Written request ::
Quote the listing below in its entirety, omitting every image.
%%
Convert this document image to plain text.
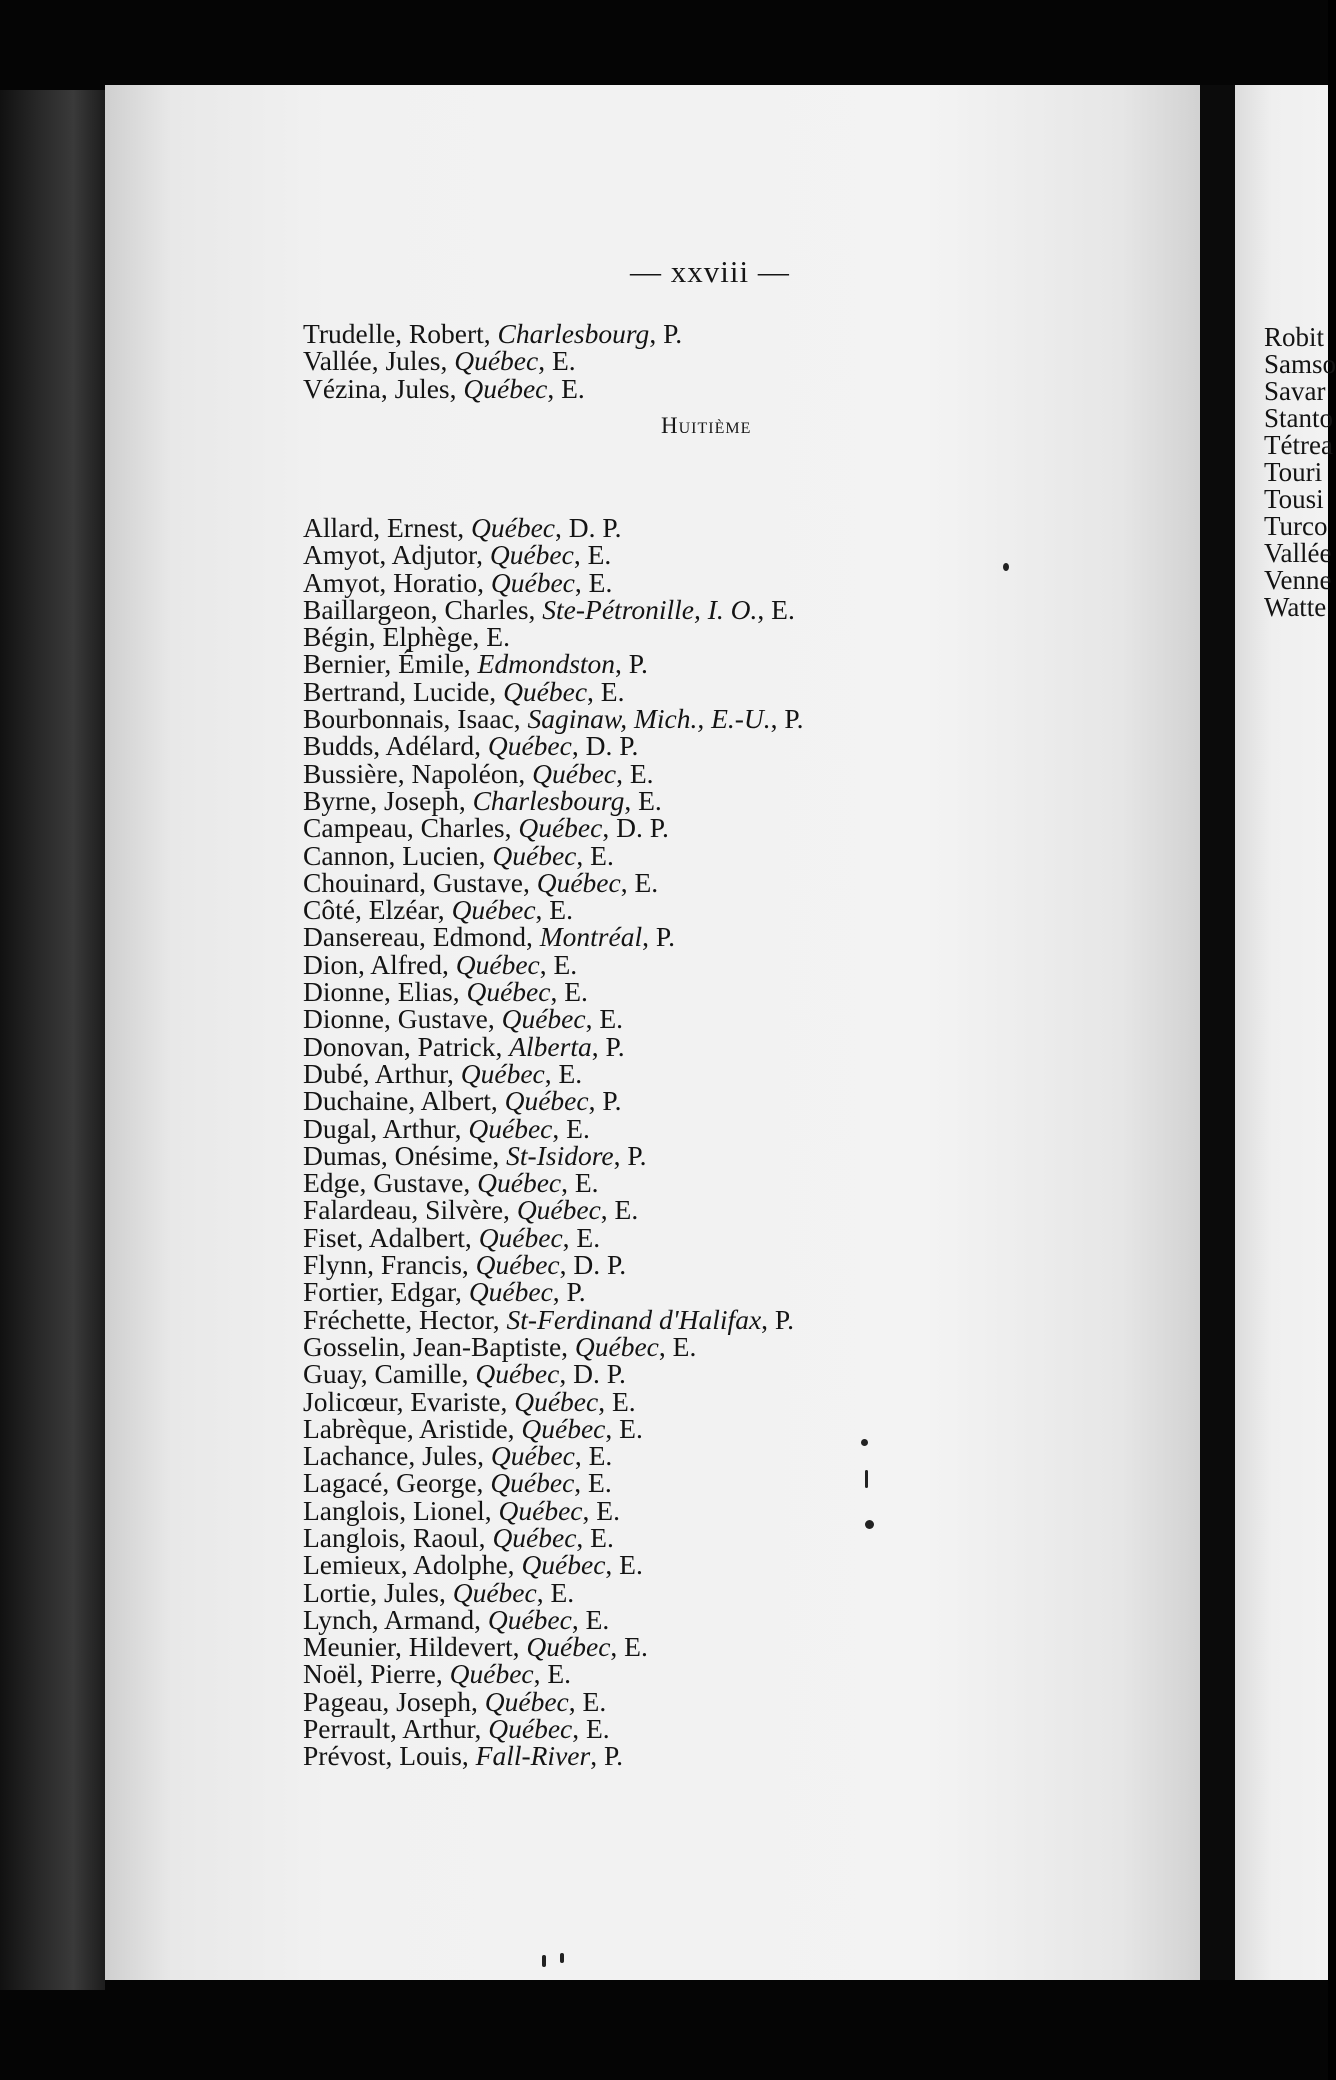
Robit
Samso
Savar
Stanto
Tétrea
Touri
Tousi
Turco
Vallée
Venne
Watte
— xxviii —
Trudelle, Robert, Charlesbourg, P.
Vallée, Jules, Québec, E.
Vézina, Jules, Québec, E.
Huitième
Allard, Ernest, Québec, D. P.
Amyot, Adjutor, Québec, E.
Amyot, Horatio, Québec, E.
Baillargeon, Charles, Ste-Pétronille, I. O., E.
Bégin, Elphège, E.
Bernier, Émile, Edmondston, P.
Bertrand, Lucide, Québec, E.
Bourbonnais, Isaac, Saginaw, Mich., E.-U., P.
Budds, Adélard, Québec, D. P.
Bussière, Napoléon, Québec, E.
Byrne, Joseph, Charlesbourg, E.
Campeau, Charles, Québec, D. P.
Cannon, Lucien, Québec, E.
Chouinard, Gustave, Québec, E.
Côté, Elzéar, Québec, E.
Dansereau, Edmond, Montréal, P.
Dion, Alfred, Québec, E.
Dionne, Elias, Québec, E.
Dionne, Gustave, Québec, E.
Donovan, Patrick, Alberta, P.
Dubé, Arthur, Québec, E.
Duchaine, Albert, Québec, P.
Dugal, Arthur, Québec, E.
Dumas, Onésime, St-Isidore, P.
Edge, Gustave, Québec, E.
Falardeau, Silvère, Québec, E.
Fiset, Adalbert, Québec, E.
Flynn, Francis, Québec, D. P.
Fortier, Edgar, Québec, P.
Fréchette, Hector, St-Ferdinand d'Halifax, P.
Gosselin, Jean-Baptiste, Québec, E.
Guay, Camille, Québec, D. P.
Jolicœur, Evariste, Québec, E.
Labrèque, Aristide, Québec, E.
Lachance, Jules, Québec, E.
Lagacé, George, Québec, E.
Langlois, Lionel, Québec, E.
Langlois, Raoul, Québec, E.
Lemieux, Adolphe, Québec, E.
Lortie, Jules, Québec, E.
Lynch, Armand, Québec, E.
Meunier, Hildevert, Québec, E.
Noël, Pierre, Québec, E.
Pageau, Joseph, Québec, E.
Perrault, Arthur, Québec, E.
Prévost, Louis, Fall-River, P.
%%
Final answer ::
Convert this document image to plain text.
Robit
Samso
Savar
Stanto
Tétrea
Touri
Tousi
Turco
Vallée
Venne
Watte
— xxviii —
Trudelle, Robert, Charlesbourg, P.
Vallée, Jules, Québec, E.
Vézina, Jules, Québec, E.
Huitième
Allard, Ernest, Québec, D. P.
Amyot, Adjutor, Québec, E.
Amyot, Horatio, Québec, E.
Baillargeon, Charles, Ste-Pétronille, I. O., E.
Bégin, Elphège, E.
Bernier, Émile, Edmondston, P.
Bertrand, Lucide, Québec, E.
Bourbonnais, Isaac, Saginaw, Mich., E.-U., P.
Budds, Adélard, Québec, D. P.
Bussière, Napoléon, Québec, E.
Byrne, Joseph, Charlesbourg, E.
Campeau, Charles, Québec, D. P.
Cannon, Lucien, Québec, E.
Chouinard, Gustave, Québec, E.
Côté, Elzéar, Québec, E.
Dansereau, Edmond, Montréal, P.
Dion, Alfred, Québec, E.
Dionne, Elias, Québec, E.
Dionne, Gustave, Québec, E.
Donovan, Patrick, Alberta, P.
Dubé, Arthur, Québec, E.
Duchaine, Albert, Québec, P.
Dugal, Arthur, Québec, E.
Dumas, Onésime, St-Isidore, P.
Edge, Gustave, Québec, E.
Falardeau, Silvère, Québec, E.
Fiset, Adalbert, Québec, E.
Flynn, Francis, Québec, D. P.
Fortier, Edgar, Québec, P.
Fréchette, Hector, St-Ferdinand d'Halifax, P.
Gosselin, Jean-Baptiste, Québec, E.
Guay, Camille, Québec, D. P.
Jolicœur, Evariste, Québec, E.
Labrèque, Aristide, Québec, E.
Lachance, Jules, Québec, E.
Lagacé, George, Québec, E.
Langlois, Lionel, Québec, E.
Langlois, Raoul, Québec, E.
Lemieux, Adolphe, Québec, E.
Lortie, Jules, Québec, E.
Lynch, Armand, Québec, E.
Meunier, Hildevert, Québec, E.
Noël, Pierre, Québec, E.
Pageau, Joseph, Québec, E.
Perrault, Arthur, Québec, E.
Prévost, Louis, Fall-River, P.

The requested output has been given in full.